Records for processing:

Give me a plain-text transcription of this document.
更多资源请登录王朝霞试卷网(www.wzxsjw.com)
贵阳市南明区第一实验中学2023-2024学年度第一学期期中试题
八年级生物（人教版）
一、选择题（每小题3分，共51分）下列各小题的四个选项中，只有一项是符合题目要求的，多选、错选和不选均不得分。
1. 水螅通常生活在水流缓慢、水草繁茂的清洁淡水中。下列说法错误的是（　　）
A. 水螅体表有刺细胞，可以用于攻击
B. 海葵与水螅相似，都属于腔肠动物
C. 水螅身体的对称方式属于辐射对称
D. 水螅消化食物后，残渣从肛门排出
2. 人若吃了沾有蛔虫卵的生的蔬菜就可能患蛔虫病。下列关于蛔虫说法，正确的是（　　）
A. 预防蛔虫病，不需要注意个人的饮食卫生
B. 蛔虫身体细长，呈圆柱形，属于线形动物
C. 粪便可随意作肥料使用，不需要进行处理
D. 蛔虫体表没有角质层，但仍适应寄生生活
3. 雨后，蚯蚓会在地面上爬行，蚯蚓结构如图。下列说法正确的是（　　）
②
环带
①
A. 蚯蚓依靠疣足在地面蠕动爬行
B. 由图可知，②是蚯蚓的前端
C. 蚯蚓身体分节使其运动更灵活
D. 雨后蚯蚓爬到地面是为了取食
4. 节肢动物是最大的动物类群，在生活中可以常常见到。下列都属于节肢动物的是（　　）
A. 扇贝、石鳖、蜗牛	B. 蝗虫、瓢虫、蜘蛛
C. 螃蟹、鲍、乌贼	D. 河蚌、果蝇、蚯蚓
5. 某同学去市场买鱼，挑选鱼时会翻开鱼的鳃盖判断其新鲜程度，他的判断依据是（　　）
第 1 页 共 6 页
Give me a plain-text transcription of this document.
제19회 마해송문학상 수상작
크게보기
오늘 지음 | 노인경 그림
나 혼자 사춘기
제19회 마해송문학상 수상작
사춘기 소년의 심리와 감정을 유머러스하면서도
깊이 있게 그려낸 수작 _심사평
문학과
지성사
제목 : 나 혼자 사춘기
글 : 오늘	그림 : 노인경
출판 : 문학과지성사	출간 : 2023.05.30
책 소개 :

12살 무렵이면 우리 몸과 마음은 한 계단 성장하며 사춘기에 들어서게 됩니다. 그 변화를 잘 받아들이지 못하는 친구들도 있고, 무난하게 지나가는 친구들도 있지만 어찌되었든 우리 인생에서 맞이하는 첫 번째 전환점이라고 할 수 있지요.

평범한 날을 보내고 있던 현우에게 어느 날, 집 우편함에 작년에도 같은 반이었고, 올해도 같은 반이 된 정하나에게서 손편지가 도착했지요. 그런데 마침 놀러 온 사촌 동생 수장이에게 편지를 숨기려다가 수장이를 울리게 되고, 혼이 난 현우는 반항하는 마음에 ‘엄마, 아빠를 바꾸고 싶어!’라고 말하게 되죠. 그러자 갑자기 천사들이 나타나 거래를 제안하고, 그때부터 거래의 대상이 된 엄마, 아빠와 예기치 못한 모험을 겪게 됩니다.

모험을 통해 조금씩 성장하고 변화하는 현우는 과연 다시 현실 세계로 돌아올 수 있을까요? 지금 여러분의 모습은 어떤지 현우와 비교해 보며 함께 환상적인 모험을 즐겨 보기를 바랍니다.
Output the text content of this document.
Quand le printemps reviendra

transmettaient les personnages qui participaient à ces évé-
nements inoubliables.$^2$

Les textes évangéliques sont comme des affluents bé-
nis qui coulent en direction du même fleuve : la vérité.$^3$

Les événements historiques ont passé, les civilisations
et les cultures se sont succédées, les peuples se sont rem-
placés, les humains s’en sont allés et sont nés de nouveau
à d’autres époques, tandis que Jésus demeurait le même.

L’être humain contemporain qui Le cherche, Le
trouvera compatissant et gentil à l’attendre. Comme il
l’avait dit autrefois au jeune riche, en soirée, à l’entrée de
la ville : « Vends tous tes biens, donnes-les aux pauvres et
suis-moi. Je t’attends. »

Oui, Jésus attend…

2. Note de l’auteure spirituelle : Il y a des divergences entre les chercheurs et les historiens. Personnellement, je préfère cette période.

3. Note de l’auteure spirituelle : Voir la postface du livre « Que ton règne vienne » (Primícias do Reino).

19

Exercise directions:
Print the whole listing again, exactly.

Completed task:
Give me a plain-text transcription of this document.
更多资源请登录王朝霞试卷网(www.wzxsjw.com)
贵阳市南明区第一实验中学2023-2024学年度第一学期期中试题
八年级生物（人教版）
一、选择题（每小题3分，共51分）下列各小题的四个选项中，只有一项是符合题目要求的，多选、错选和不选均不得分。
1. 水螅通常生活在水流缓慢、水草繁茂的清洁淡水中。下列说法错误的是（　　）
A. 水螅体表有刺细胞，可以用于攻击
B. 海葵与水螅相似，都属于腔肠动物
C. 水螅身体的对称方式属于辐射对称
D. 水螅消化食物后，残渣从肛门排出
2. 人若吃了沾有蛔虫卵的生的蔬菜就可能患蛔虫病。下列关于蛔虫说法，正确的是（　　）
A. 预防蛔虫病，不需要注意个人的饮食卫生
B. 蛔虫身体细长，呈圆柱形，属于线形动物
C. 粪便可随意作肥料使用，不需要进行处理
D. 蛔虫体表没有角质层，但仍适应寄生生活
3. 雨后，蚯蚓会在地面上爬行，蚯蚓结构如图。下列说法正确的是（　　）
②
环带
①
A. 蚯蚓依靠疣足在地面蠕动爬行
B. 由图可知，②是蚯蚓的前端
C. 蚯蚓身体分节使其运动更灵活
D. 雨后蚯蚓爬到地面是为了取食
4. 节肢动物是最大的动物类群，在生活中可以常常见到。下列都属于节肢动物的是（　　）
A. 扇贝、石鳖、蜗牛	B. 蝗虫、瓢虫、蜘蛛
C. 螃蟹、鲍、乌贼	D. 河蚌、果蝇、蚯蚓
5. 某同学去市场买鱼，挑选鱼时会翻开鱼的鳃盖判断其新鲜程度，他的判断依据是（　　）
第 1 页 共 6 页
Give me a plain-text transcription of this document.
제19회 마해송문학상 수상작
크게보기
오늘 지음 | 노인경 그림
나 혼자 사춘기
제19회 마해송문학상 수상작
사춘기 소년의 심리와 감정을 유머러스하면서도
깊이 있게 그려낸 수작 _심사평
문학과
지성사
제목 : 나 혼자 사춘기
글 : 오늘	그림 : 노인경
출판 : 문학과지성사	출간 : 2023.05.30
책 소개 :

12살 무렵이면 우리 몸과 마음은 한 계단 성장하며 사춘기에 들어서게 됩니다. 그 변화를 잘 받아들이지 못하는 친구들도 있고, 무난하게 지나가는 친구들도 있지만 어찌되었든 우리 인생에서 맞이하는 첫 번째 전환점이라고 할 수 있지요.

평범한 날을 보내고 있던 현우에게 어느 날, 집 우편함에 작년에도 같은 반이었고, 올해도 같은 반이 된 정하나에게서 손편지가 도착했지요. 그런데 마침 놀러 온 사촌 동생 수장이에게 편지를 숨기려다가 수장이를 울리게 되고, 혼이 난 현우는 반항하는 마음에 ‘엄마, 아빠를 바꾸고 싶어!’라고 말하게 되죠. 그러자 갑자기 천사들이 나타나 거래를 제안하고, 그때부터 거래의 대상이 된 엄마, 아빠와 예기치 못한 모험을 겪게 됩니다.

모험을 통해 조금씩 성장하고 변화하는 현우는 과연 다시 현실 세계로 돌아올 수 있을까요? 지금 여러분의 모습은 어떤지 현우와 비교해 보며 함께 환상적인 모험을 즐겨 보기를 바랍니다.
Output the text content of this document.
Quand le printemps reviendra

transmettaient les personnages qui participaient à ces évé-
nements inoubliables.$^2$

Les textes évangéliques sont comme des affluents bé-
nis qui coulent en direction du même fleuve : la vérité.$^3$

Les événements historiques ont passé, les civilisations
et les cultures se sont succédées, les peuples se sont rem-
placés, les humains s’en sont allés et sont nés de nouveau
à d’autres époques, tandis que Jésus demeurait le même.

L’être humain contemporain qui Le cherche, Le
trouvera compatissant et gentil à l’attendre. Comme il
l’avait dit autrefois au jeune riche, en soirée, à l’entrée de
la ville : « Vends tous tes biens, donnes-les aux pauvres et
suis-moi. Je t’attends. »

Oui, Jésus attend…

2. Note de l’auteure spirituelle : Il y a des divergences entre les chercheurs et les historiens. Personnellement, je préfère cette période.

3. Note de l’auteure spirituelle : Voir la postface du livre « Que ton règne vienne » (Primícias do Reino).

19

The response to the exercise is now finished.